SET TASK: Extract each line where the string "nincs" shows up.

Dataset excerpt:
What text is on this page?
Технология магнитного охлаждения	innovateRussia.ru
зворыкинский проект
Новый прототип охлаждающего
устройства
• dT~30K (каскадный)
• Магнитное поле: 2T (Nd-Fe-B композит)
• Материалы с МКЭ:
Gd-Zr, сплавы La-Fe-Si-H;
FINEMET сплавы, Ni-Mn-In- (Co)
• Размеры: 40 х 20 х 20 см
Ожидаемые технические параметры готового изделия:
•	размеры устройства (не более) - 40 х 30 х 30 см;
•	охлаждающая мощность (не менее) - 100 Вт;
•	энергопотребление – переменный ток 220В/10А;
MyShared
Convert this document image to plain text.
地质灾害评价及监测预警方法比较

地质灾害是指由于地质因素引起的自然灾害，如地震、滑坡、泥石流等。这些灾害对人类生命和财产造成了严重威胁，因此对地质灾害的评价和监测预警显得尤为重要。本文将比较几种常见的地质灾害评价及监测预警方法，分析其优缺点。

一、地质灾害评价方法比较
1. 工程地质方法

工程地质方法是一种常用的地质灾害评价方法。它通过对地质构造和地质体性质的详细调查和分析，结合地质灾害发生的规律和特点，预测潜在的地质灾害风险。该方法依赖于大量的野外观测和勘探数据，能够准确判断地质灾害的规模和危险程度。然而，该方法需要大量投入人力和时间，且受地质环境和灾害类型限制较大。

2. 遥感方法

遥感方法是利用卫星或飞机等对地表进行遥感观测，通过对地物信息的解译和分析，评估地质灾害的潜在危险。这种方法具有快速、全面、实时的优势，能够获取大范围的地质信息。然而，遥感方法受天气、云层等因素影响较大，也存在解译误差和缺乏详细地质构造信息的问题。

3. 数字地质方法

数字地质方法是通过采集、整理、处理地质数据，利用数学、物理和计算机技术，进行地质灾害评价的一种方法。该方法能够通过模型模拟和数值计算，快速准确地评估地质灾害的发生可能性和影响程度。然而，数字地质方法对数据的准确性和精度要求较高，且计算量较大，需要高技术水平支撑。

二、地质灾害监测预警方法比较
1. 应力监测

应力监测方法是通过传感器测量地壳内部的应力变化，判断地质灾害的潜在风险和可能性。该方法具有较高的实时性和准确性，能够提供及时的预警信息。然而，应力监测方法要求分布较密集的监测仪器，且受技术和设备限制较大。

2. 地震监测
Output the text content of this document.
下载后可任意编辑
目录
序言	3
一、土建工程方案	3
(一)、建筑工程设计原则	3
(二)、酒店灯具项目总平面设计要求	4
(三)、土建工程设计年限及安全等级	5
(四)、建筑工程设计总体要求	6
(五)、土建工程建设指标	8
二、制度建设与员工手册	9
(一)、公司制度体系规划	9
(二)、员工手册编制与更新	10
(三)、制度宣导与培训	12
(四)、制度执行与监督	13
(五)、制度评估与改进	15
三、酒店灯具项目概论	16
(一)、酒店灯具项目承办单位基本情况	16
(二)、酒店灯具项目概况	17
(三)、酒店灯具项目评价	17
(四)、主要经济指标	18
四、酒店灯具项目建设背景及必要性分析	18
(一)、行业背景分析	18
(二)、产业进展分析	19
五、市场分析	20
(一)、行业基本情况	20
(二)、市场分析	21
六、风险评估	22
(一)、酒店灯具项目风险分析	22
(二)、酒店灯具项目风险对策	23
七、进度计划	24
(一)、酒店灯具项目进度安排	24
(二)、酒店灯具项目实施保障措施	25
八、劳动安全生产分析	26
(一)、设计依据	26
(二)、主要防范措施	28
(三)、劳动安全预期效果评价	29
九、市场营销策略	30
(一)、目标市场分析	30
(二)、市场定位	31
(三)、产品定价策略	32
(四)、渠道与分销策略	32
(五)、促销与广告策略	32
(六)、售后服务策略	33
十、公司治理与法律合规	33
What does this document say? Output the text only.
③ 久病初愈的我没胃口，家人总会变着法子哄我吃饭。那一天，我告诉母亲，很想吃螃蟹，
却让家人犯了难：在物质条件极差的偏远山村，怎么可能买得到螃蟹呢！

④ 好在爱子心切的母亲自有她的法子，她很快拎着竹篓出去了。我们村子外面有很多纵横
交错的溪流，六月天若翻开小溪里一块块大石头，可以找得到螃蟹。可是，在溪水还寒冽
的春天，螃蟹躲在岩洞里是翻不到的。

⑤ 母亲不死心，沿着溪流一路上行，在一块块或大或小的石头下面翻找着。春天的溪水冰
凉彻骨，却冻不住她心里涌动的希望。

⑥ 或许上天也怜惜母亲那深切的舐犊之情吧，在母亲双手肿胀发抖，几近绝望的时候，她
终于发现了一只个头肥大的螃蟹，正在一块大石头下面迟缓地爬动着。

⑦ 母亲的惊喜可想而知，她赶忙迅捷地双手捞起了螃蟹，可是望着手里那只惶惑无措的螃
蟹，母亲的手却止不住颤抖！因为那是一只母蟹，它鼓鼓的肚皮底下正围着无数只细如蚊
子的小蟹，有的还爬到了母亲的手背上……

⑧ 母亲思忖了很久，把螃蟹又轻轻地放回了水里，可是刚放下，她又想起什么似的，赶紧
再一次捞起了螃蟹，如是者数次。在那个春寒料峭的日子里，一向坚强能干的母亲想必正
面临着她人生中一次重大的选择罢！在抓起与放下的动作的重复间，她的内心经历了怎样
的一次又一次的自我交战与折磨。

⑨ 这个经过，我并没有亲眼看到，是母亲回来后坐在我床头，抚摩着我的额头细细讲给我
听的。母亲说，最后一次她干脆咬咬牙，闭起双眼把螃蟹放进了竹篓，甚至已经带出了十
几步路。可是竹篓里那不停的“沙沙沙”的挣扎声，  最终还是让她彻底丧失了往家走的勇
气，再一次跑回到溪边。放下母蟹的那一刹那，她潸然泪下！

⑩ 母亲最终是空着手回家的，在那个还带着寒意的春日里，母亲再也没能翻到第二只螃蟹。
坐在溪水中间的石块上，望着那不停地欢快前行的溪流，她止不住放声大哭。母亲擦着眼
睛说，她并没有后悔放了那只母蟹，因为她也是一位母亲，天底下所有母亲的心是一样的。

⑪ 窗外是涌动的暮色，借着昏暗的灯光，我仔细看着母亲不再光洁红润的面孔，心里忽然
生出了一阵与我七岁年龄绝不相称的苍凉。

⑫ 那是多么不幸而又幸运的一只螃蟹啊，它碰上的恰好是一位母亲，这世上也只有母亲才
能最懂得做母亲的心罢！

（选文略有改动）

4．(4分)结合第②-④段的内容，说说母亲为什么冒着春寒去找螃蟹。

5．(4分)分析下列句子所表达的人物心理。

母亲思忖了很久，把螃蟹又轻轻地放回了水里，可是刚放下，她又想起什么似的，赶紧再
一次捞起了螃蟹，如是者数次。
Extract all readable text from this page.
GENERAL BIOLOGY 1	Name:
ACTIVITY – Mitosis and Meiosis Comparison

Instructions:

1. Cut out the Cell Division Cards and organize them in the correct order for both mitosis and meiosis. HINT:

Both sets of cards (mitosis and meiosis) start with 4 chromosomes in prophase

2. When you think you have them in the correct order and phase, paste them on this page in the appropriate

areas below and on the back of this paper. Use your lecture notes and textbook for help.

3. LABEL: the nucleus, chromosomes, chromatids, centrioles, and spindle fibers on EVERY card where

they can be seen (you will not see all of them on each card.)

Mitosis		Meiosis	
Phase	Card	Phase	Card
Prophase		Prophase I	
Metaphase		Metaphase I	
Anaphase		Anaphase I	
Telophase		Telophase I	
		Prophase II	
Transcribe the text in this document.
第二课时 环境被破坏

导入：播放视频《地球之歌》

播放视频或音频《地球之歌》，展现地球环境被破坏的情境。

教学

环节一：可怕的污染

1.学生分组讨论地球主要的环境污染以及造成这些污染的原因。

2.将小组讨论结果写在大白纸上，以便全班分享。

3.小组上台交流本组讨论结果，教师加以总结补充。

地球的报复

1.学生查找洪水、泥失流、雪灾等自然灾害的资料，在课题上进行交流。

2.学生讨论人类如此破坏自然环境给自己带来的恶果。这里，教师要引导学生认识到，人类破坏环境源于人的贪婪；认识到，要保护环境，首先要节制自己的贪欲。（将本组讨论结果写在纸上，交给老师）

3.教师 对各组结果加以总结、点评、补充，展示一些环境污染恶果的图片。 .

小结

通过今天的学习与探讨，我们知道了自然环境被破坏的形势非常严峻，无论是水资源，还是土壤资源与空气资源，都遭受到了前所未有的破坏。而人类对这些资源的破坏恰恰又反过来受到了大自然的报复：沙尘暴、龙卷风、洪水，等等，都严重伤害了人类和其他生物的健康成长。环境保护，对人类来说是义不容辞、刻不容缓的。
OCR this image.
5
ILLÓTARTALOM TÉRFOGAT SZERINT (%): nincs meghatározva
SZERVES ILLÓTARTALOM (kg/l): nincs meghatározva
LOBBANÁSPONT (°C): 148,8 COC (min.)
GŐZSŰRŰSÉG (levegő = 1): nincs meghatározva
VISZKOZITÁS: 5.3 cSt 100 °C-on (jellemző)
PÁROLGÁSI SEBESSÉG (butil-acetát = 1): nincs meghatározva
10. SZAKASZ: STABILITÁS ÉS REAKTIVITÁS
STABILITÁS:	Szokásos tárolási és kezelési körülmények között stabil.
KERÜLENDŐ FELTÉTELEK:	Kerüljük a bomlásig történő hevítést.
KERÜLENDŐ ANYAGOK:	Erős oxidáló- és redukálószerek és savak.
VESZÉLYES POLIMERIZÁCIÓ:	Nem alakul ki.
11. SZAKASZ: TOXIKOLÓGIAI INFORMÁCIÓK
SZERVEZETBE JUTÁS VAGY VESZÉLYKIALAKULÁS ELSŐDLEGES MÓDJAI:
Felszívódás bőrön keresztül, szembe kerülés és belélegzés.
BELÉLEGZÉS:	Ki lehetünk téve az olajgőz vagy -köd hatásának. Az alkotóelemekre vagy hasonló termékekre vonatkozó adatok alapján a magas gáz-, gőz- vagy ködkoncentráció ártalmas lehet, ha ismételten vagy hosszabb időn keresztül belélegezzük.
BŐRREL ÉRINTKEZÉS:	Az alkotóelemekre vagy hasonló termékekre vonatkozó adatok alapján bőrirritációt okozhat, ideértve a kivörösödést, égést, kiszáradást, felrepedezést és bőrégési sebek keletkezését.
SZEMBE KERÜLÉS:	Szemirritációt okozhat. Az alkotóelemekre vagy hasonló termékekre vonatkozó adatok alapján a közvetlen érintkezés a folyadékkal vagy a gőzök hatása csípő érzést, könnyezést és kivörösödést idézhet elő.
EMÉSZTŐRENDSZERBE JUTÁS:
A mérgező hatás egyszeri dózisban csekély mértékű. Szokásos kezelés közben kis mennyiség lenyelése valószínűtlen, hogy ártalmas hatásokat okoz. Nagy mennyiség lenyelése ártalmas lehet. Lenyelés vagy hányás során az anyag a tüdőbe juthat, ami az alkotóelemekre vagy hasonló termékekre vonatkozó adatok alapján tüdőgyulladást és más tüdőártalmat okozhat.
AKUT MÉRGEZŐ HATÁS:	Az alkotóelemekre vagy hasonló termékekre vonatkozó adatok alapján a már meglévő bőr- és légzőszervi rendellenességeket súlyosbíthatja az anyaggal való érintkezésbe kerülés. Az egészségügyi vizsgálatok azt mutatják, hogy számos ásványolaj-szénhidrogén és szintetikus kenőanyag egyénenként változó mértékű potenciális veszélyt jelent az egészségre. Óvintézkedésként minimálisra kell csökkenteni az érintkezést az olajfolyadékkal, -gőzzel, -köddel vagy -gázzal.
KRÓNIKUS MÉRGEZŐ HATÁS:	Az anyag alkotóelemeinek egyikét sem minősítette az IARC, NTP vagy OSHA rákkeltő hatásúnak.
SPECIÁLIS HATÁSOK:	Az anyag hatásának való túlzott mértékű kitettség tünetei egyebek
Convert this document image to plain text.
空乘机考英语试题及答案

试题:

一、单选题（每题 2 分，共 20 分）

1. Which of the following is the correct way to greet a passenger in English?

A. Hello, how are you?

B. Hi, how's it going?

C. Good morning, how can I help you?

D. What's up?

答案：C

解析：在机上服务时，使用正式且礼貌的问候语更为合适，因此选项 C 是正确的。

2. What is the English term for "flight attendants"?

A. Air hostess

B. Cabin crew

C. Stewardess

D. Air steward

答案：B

ANSWER TO THE TASK:
ILLÓTARTALOM TÉRFOGAT SZERINT (%): nincs meghatározva
SZERVES ILLÓTARTALOM (kg/l): nincs meghatározva
GŐZSŰRŰSÉG (levegő = 1): nincs meghatározva
PÁROLGÁSI SEBESSÉG (butil-acetát = 1): nincs meghatározva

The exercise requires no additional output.